§ **Given exercise**:
Output the material beneath exactly, leaving nothing out.

§ **Material for this task**:
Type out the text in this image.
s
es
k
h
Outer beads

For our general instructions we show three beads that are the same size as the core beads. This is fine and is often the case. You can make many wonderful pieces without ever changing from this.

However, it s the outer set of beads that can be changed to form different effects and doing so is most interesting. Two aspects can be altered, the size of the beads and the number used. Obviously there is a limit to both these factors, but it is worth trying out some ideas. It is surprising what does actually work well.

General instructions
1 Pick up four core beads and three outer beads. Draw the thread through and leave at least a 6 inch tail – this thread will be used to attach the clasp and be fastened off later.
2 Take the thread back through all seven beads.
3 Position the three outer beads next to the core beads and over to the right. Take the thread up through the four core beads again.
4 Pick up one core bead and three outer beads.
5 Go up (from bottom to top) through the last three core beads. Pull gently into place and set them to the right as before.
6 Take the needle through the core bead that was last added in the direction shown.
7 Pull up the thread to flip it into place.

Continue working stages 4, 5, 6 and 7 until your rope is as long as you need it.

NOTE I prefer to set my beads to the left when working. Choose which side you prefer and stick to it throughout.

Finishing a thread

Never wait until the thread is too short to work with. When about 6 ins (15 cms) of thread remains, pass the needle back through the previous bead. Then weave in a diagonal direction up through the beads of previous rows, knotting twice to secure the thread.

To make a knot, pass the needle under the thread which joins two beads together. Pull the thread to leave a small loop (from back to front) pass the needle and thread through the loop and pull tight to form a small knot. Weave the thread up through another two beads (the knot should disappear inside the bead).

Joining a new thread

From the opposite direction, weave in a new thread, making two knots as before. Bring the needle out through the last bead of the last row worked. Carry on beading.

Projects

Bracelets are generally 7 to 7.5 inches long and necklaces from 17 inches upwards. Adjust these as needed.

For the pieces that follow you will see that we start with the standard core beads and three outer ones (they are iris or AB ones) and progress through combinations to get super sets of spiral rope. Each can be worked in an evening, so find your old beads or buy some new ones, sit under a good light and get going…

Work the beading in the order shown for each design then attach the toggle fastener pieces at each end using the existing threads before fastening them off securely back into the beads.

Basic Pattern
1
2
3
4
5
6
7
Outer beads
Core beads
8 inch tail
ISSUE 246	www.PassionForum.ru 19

§ **The output**:
Type out the text in this image.
s
es
k
h
Outer beads

For our general instructions we show three beads that are the same size as the core beads. This is fine and is often the case. You can make many wonderful pieces without ever changing from this.

However, it s the outer set of beads that can be changed to form different effects and doing so is most interesting. Two aspects can be altered, the size of the beads and the number used. Obviously there is a limit to both these factors, but it is worth trying out some ideas. It is surprising what does actually work well.

General instructions
1 Pick up four core beads and three outer beads. Draw the thread through and leave at least a 6 inch tail – this thread will be used to attach the clasp and be fastened off later.
2 Take the thread back through all seven beads.
3 Position the three outer beads next to the core beads and over to the right. Take the thread up through the four core beads again.
4 Pick up one core bead and three outer beads.
5 Go up (from bottom to top) through the last three core beads. Pull gently into place and set them to the right as before.
6 Take the needle through the core bead that was last added in the direction shown.
7 Pull up the thread to flip it into place.

Continue working stages 4, 5, 6 and 7 until your rope is as long as you need it.

NOTE I prefer to set my beads to the left when working. Choose which side you prefer and stick to it throughout.

Finishing a thread

Never wait until the thread is too short to work with. When about 6 ins (15 cms) of thread remains, pass the needle back through the previous bead. Then weave in a diagonal direction up through the beads of previous rows, knotting twice to secure the thread.

To make a knot, pass the needle under the thread which joins two beads together. Pull the thread to leave a small loop (from back to front) pass the needle and thread through the loop and pull tight to form a small knot. Weave the thread up through another two beads (the knot should disappear inside the bead).

Joining a new thread

From the opposite direction, weave in a new thread, making two knots as before. Bring the needle out through the last bead of the last row worked. Carry on beading.

Projects

Bracelets are generally 7 to 7.5 inches long and necklaces from 17 inches upwards. Adjust these as needed.

For the pieces that follow you will see that we start with the standard core beads and three outer ones (they are iris or AB ones) and progress through combinations to get super sets of spiral rope. Each can be worked in an evening, so find your old beads or buy some new ones, sit under a good light and get going…

Work the beading in the order shown for each design then attach the toggle fastener pieces at each end using the existing threads before fastening them off securely back into the beads.

Basic Pattern
1
2
3
4
5
6
7
Outer beads
Core beads
8 inch tail
ISSUE 246	www.PassionForum.ru 19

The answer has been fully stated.